Extracted records
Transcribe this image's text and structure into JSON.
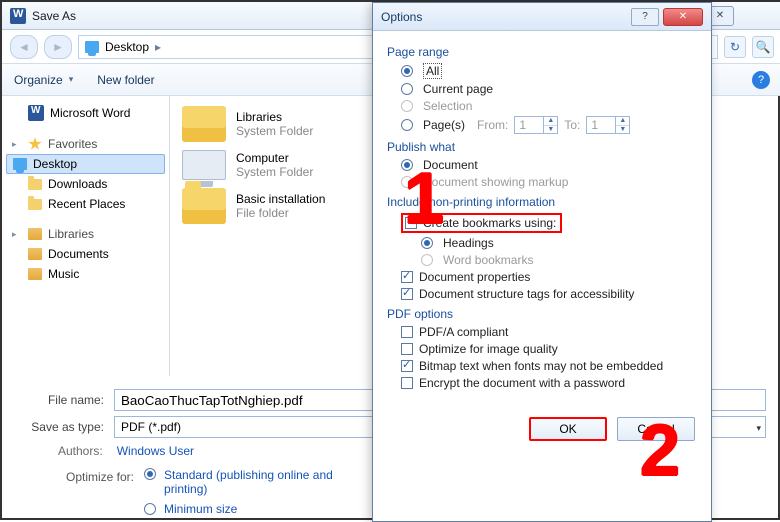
{
  "saveAs": {
    "title": "Save As",
    "breadcrumb": {
      "location": "Desktop"
    },
    "toolbar": {
      "organize": "Organize",
      "newFolder": "New folder"
    },
    "sidebar": {
      "msWord": "Microsoft Word",
      "favHeader": "Favorites",
      "favItems": [
        "Desktop",
        "Downloads",
        "Recent Places"
      ],
      "libHeader": "Libraries",
      "libItems": [
        "Documents",
        "Music"
      ]
    },
    "list": [
      {
        "name": "Libraries",
        "sub": "System Folder"
      },
      {
        "name": "Computer",
        "sub": "System Folder"
      },
      {
        "name": "Basic installation",
        "sub": "File folder"
      }
    ],
    "fileNameLabel": "File name:",
    "fileName": "BaoCaoThucTapTotNghiep.pdf",
    "saveTypeLabel": "Save as type:",
    "saveType": "PDF (*.pdf)",
    "authorsLabel": "Authors:",
    "authorsValue": "Windows User",
    "optimizeLabel": "Optimize for:",
    "optimizeStandard": "Standard (publishing online and printing)",
    "optimizeMin": "Minimum size"
  },
  "options": {
    "title": "Options",
    "pageRange": {
      "label": "Page range",
      "all": "All",
      "current": "Current page",
      "selection": "Selection",
      "pages": "Page(s)",
      "fromLabel": "From:",
      "fromVal": "1",
      "toLabel": "To:",
      "toVal": "1"
    },
    "publish": {
      "label": "Publish what",
      "doc": "Document",
      "markup": "Document showing markup"
    },
    "nonprint": {
      "label": "Include non-printing information",
      "createBookmarks": "Create bookmarks using:",
      "headings": "Headings",
      "wordBookmarks": "Word bookmarks",
      "docProps": "Document properties",
      "structTags": "Document structure tags for accessibility"
    },
    "pdf": {
      "label": "PDF options",
      "pdfa": "PDF/A compliant",
      "optimizeImg": "Optimize for image quality",
      "bitmap": "Bitmap text when fonts may not be embedded",
      "encrypt": "Encrypt the document with a password"
    },
    "buttons": {
      "ok": "OK",
      "cancel": "Cancel"
    }
  },
  "annotations": {
    "one": "1",
    "two": "2"
  }
}
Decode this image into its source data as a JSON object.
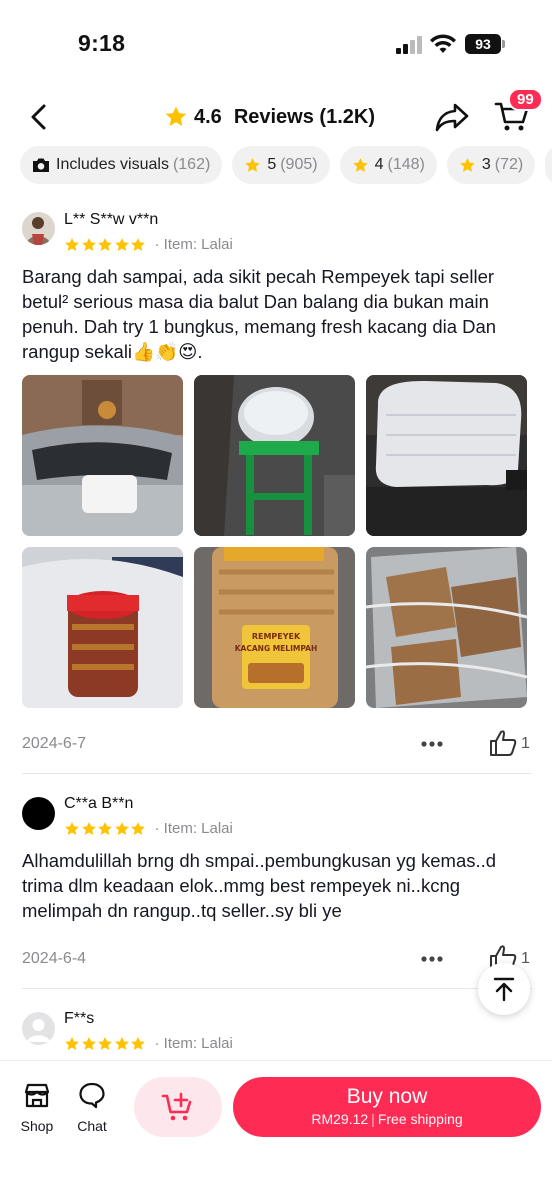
{
  "status": {
    "time": "9:18",
    "battery": "93"
  },
  "header": {
    "rating": "4.6",
    "title": "Reviews (1.2K)",
    "cart_badge": "99",
    "icons": [
      "back-arrow-icon",
      "star-icon",
      "share-icon",
      "cart-icon"
    ]
  },
  "filters": [
    {
      "label": "Includes visuals",
      "count": "(162)",
      "icon": "camera-icon"
    },
    {
      "label": "5",
      "count": "(905)",
      "icon": "star-icon"
    },
    {
      "label": "4",
      "count": "(148)",
      "icon": "star-icon"
    },
    {
      "label": "3",
      "count": "(72)",
      "icon": "star-icon"
    }
  ],
  "reviews": [
    {
      "user": "L** S**w v**n",
      "stars": 5,
      "item": "· Item: Lalai",
      "text": "Barang dah sampai, ada sikit pecah Rempeyek tapi seller betul² serious masa dia balut Dan balang dia bukan main penuh. Dah try 1 bungkus, memang fresh kacang dia Dan rangup sekali👍👏😍.",
      "date": "2024-6-7",
      "likes": "1",
      "photo_count": 6,
      "photo_labels": [
        "REMPEYEK",
        "KACANG MELIMPAH"
      ]
    },
    {
      "user": "C**a B**n",
      "stars": 5,
      "item": "· Item: Lalai",
      "text": "Alhamdulillah brng dh smpai..pembungkusan yg kemas..d trima dlm keadaan elok..mmg best rempeyek ni..kcng melimpah dn rangup..tq seller..sy bli ye",
      "date": "2024-6-4",
      "likes": "1"
    },
    {
      "user": "F**s",
      "stars": 5,
      "item": "· Item: Lalai"
    }
  ],
  "bottom": {
    "shop_label": "Shop",
    "chat_label": "Chat",
    "buy_label": "Buy now",
    "price": "RM29.12",
    "shipping": "Free shipping"
  },
  "colors": {
    "accent": "#fe2c55",
    "star": "#fec300",
    "muted": "#8a8a8f"
  }
}
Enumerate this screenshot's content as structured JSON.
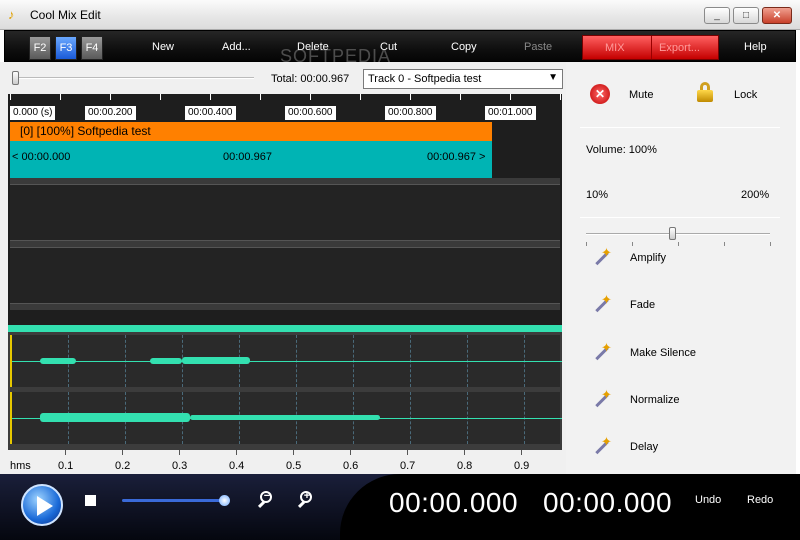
{
  "window": {
    "title": "Cool Mix Edit",
    "min": "_",
    "max": "□",
    "close": "✕"
  },
  "toolbar": {
    "fkeys": [
      "F2",
      "F3",
      "F4"
    ],
    "new": "New",
    "add": "Add...",
    "delete": "Delete",
    "cut": "Cut",
    "copy": "Copy",
    "paste": "Paste",
    "mix": "MIX",
    "export": "Export...",
    "help": "Help"
  },
  "watermark": "SOFTPEDIA",
  "header": {
    "total": "Total: 00:00.967",
    "track_select": "Track 0 - Softpedia test"
  },
  "ruler": {
    "labels": [
      "0.000 (s)",
      "00:00.200",
      "00:00.400",
      "00:00.600",
      "00:00.800",
      "00:01.000"
    ]
  },
  "track": {
    "title": "[0] [100%] Softpedia test",
    "start": "< 00:00.000",
    "mid": "00:00.967",
    "end": "00:00.967 >"
  },
  "hms": {
    "unit": "hms",
    "ticks": [
      "0.1",
      "0.2",
      "0.3",
      "0.4",
      "0.5",
      "0.6",
      "0.7",
      "0.8",
      "0.9"
    ]
  },
  "right": {
    "mute": "Mute",
    "lock": "Lock",
    "volume_label": "Volume: 100%",
    "volume_value": 100,
    "volume_min": "10%",
    "volume_max": "200%",
    "effects": [
      "Amplify",
      "Fade",
      "Make Silence",
      "Normalize",
      "Delay"
    ]
  },
  "transport": {
    "position": "00:00.000",
    "length": "00:00.000",
    "undo": "Undo",
    "redo": "Redo"
  },
  "colors": {
    "track_header": "#ff8000",
    "track_body": "#00b4b4",
    "waveform": "#33e0b0",
    "fkey_active": "#1a5ad8"
  }
}
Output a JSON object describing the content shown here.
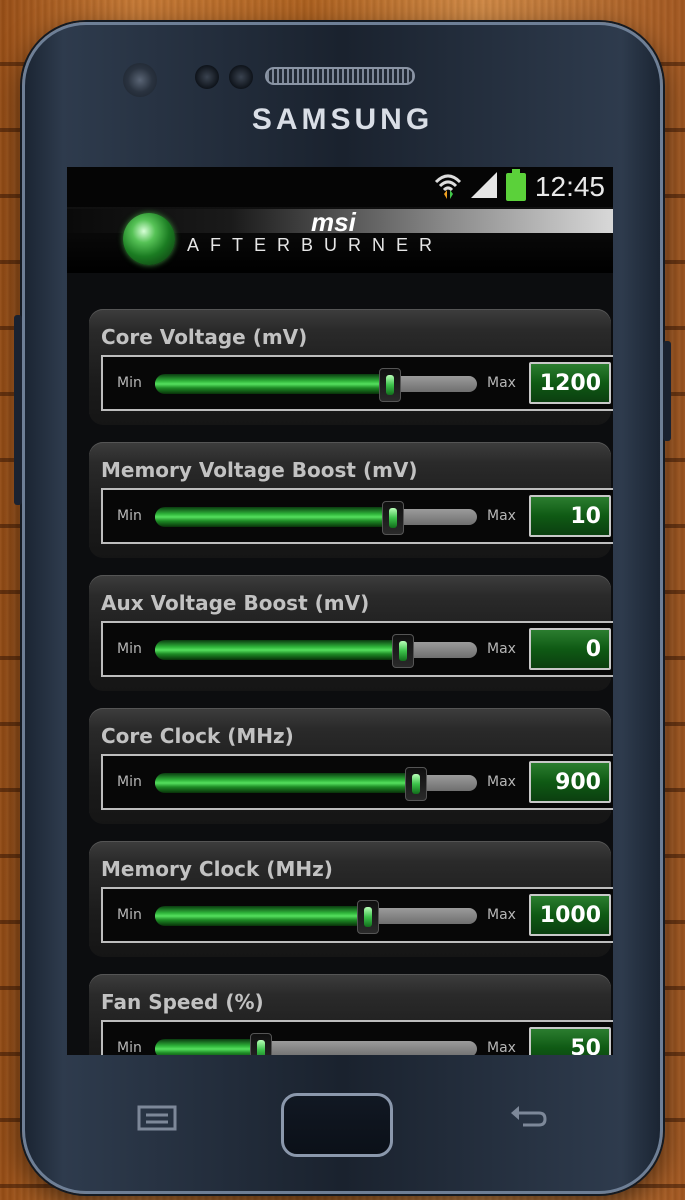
{
  "device": {
    "brand": "SAMSUNG"
  },
  "status_bar": {
    "time": "12:45",
    "icons": [
      "wifi-icon",
      "signal-icon",
      "battery-icon"
    ]
  },
  "app": {
    "logo_text_top": "msi",
    "logo_text_bottom": "AFTERBURNER"
  },
  "sliders": [
    {
      "label": "Core Voltage (mV)",
      "min_label": "Min",
      "max_label": "Max",
      "value": "1200",
      "position": 0.73
    },
    {
      "label": "Memory Voltage Boost (mV)",
      "min_label": "Min",
      "max_label": "Max",
      "value": "10",
      "position": 0.74
    },
    {
      "label": "Aux Voltage Boost (mV)",
      "min_label": "Min",
      "max_label": "Max",
      "value": "0",
      "position": 0.77
    },
    {
      "label": "Core Clock (MHz)",
      "min_label": "Min",
      "max_label": "Max",
      "value": "900",
      "position": 0.81
    },
    {
      "label": "Memory Clock (MHz)",
      "min_label": "Min",
      "max_label": "Max",
      "value": "1000",
      "position": 0.66
    },
    {
      "label": "Fan Speed (%)",
      "min_label": "Min",
      "max_label": "Max",
      "value": "50",
      "position": 0.33
    }
  ],
  "nav": {
    "menu_icon": "menu-icon",
    "home_icon": "home-button",
    "back_icon": "back-icon"
  },
  "colors": {
    "accent_green": "#2fb43a",
    "value_box": "#0f5a14"
  }
}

*Task description*:
In your copy, repeat each record exactly and include no pictures.

*Solution for this task*:
Transcribe this image's text and structure into JSON.
{
  "saveAs": {
    "title": "Save As",
    "breadcrumb": {
      "location": "Desktop"
    },
    "toolbar": {
      "organize": "Organize",
      "newFolder": "New folder"
    },
    "sidebar": {
      "msWord": "Microsoft Word",
      "favHeader": "Favorites",
      "favItems": [
        "Desktop",
        "Downloads",
        "Recent Places"
      ],
      "libHeader": "Libraries",
      "libItems": [
        "Documents",
        "Music"
      ]
    },
    "list": [
      {
        "name": "Libraries",
        "sub": "System Folder"
      },
      {
        "name": "Computer",
        "sub": "System Folder"
      },
      {
        "name": "Basic installation",
        "sub": "File folder"
      }
    ],
    "fileNameLabel": "File name:",
    "fileName": "BaoCaoThucTapTotNghiep.pdf",
    "saveTypeLabel": "Save as type:",
    "saveType": "PDF (*.pdf)",
    "authorsLabel": "Authors:",
    "authorsValue": "Windows User",
    "optimizeLabel": "Optimize for:",
    "optimizeStandard": "Standard (publishing online and printing)",
    "optimizeMin": "Minimum size"
  },
  "options": {
    "title": "Options",
    "pageRange": {
      "label": "Page range",
      "all": "All",
      "current": "Current page",
      "selection": "Selection",
      "pages": "Page(s)",
      "fromLabel": "From:",
      "fromVal": "1",
      "toLabel": "To:",
      "toVal": "1"
    },
    "publish": {
      "label": "Publish what",
      "doc": "Document",
      "markup": "Document showing markup"
    },
    "nonprint": {
      "label": "Include non-printing information",
      "createBookmarks": "Create bookmarks using:",
      "headings": "Headings",
      "wordBookmarks": "Word bookmarks",
      "docProps": "Document properties",
      "structTags": "Document structure tags for accessibility"
    },
    "pdf": {
      "label": "PDF options",
      "pdfa": "PDF/A compliant",
      "optimizeImg": "Optimize for image quality",
      "bitmap": "Bitmap text when fonts may not be embedded",
      "encrypt": "Encrypt the document with a password"
    },
    "buttons": {
      "ok": "OK",
      "cancel": "Cancel"
    }
  },
  "annotations": {
    "one": "1",
    "two": "2"
  }
}
Decode this image into its source data as a JSON object.
{
  "status": {
    "time": "9:18",
    "battery": "93"
  },
  "header": {
    "rating": "4.6",
    "title": "Reviews (1.2K)",
    "cart_badge": "99",
    "icons": [
      "back-arrow-icon",
      "star-icon",
      "share-icon",
      "cart-icon"
    ]
  },
  "filters": [
    {
      "label": "Includes visuals",
      "count": "(162)",
      "icon": "camera-icon"
    },
    {
      "label": "5",
      "count": "(905)",
      "icon": "star-icon"
    },
    {
      "label": "4",
      "count": "(148)",
      "icon": "star-icon"
    },
    {
      "label": "3",
      "count": "(72)",
      "icon": "star-icon"
    }
  ],
  "reviews": [
    {
      "user": "L** S**w v**n",
      "stars": 5,
      "item": "· Item: Lalai",
      "text": "Barang dah sampai, ada sikit pecah Rempeyek tapi seller betul² serious masa dia balut Dan balang dia bukan main penuh. Dah try 1 bungkus, memang fresh kacang dia Dan rangup sekali👍👏😍.",
      "date": "2024-6-7",
      "likes": "1",
      "photo_count": 6,
      "photo_labels": [
        "REMPEYEK",
        "KACANG MELIMPAH"
      ]
    },
    {
      "user": "C**a B**n",
      "stars": 5,
      "item": "· Item: Lalai",
      "text": "Alhamdulillah brng dh smpai..pembungkusan yg kemas..d trima dlm keadaan elok..mmg best rempeyek ni..kcng melimpah dn rangup..tq seller..sy bli ye",
      "date": "2024-6-4",
      "likes": "1"
    },
    {
      "user": "F**s",
      "stars": 5,
      "item": "· Item: Lalai"
    }
  ],
  "bottom": {
    "shop_label": "Shop",
    "chat_label": "Chat",
    "buy_label": "Buy now",
    "price": "RM29.12",
    "shipping": "Free shipping"
  },
  "colors": {
    "accent": "#fe2c55",
    "star": "#fec300",
    "muted": "#8a8a8f"
  }
}
Enumerate this screenshot's content as structured JSON.
{
  "window": {
    "title": "Cool Mix Edit",
    "min": "_",
    "max": "□",
    "close": "✕"
  },
  "toolbar": {
    "fkeys": [
      "F2",
      "F3",
      "F4"
    ],
    "new": "New",
    "add": "Add...",
    "delete": "Delete",
    "cut": "Cut",
    "copy": "Copy",
    "paste": "Paste",
    "mix": "MIX",
    "export": "Export...",
    "help": "Help"
  },
  "watermark": "SOFTPEDIA",
  "header": {
    "total": "Total: 00:00.967",
    "track_select": "Track 0 - Softpedia test"
  },
  "ruler": {
    "labels": [
      "0.000 (s)",
      "00:00.200",
      "00:00.400",
      "00:00.600",
      "00:00.800",
      "00:01.000"
    ]
  },
  "track": {
    "title": "[0] [100%] Softpedia test",
    "start": "< 00:00.000",
    "mid": "00:00.967",
    "end": "00:00.967 >"
  },
  "hms": {
    "unit": "hms",
    "ticks": [
      "0.1",
      "0.2",
      "0.3",
      "0.4",
      "0.5",
      "0.6",
      "0.7",
      "0.8",
      "0.9"
    ]
  },
  "right": {
    "mute": "Mute",
    "lock": "Lock",
    "volume_label": "Volume: 100%",
    "volume_value": 100,
    "volume_min": "10%",
    "volume_max": "200%",
    "effects": [
      "Amplify",
      "Fade",
      "Make Silence",
      "Normalize",
      "Delay"
    ]
  },
  "transport": {
    "position": "00:00.000",
    "length": "00:00.000",
    "undo": "Undo",
    "redo": "Redo"
  },
  "colors": {
    "track_header": "#ff8000",
    "track_body": "#00b4b4",
    "waveform": "#33e0b0",
    "fkey_active": "#1a5ad8"
  }
}
Output a JSON object describing the content shown here.
{
  "device": {
    "brand": "SAMSUNG"
  },
  "status_bar": {
    "time": "12:45",
    "icons": [
      "wifi-icon",
      "signal-icon",
      "battery-icon"
    ]
  },
  "app": {
    "logo_text_top": "msi",
    "logo_text_bottom": "AFTERBURNER"
  },
  "sliders": [
    {
      "label": "Core Voltage (mV)",
      "min_label": "Min",
      "max_label": "Max",
      "value": "1200",
      "position": 0.73
    },
    {
      "label": "Memory Voltage Boost (mV)",
      "min_label": "Min",
      "max_label": "Max",
      "value": "10",
      "position": 0.74
    },
    {
      "label": "Aux Voltage Boost (mV)",
      "min_label": "Min",
      "max_label": "Max",
      "value": "0",
      "position": 0.77
    },
    {
      "label": "Core Clock (MHz)",
      "min_label": "Min",
      "max_label": "Max",
      "value": "900",
      "position": 0.81
    },
    {
      "label": "Memory Clock (MHz)",
      "min_label": "Min",
      "max_label": "Max",
      "value": "1000",
      "position": 0.66
    },
    {
      "label": "Fan Speed (%)",
      "min_label": "Min",
      "max_label": "Max",
      "value": "50",
      "position": 0.33
    }
  ],
  "nav": {
    "menu_icon": "menu-icon",
    "home_icon": "home-button",
    "back_icon": "back-icon"
  },
  "colors": {
    "accent_green": "#2fb43a",
    "value_box": "#0f5a14"
  }
}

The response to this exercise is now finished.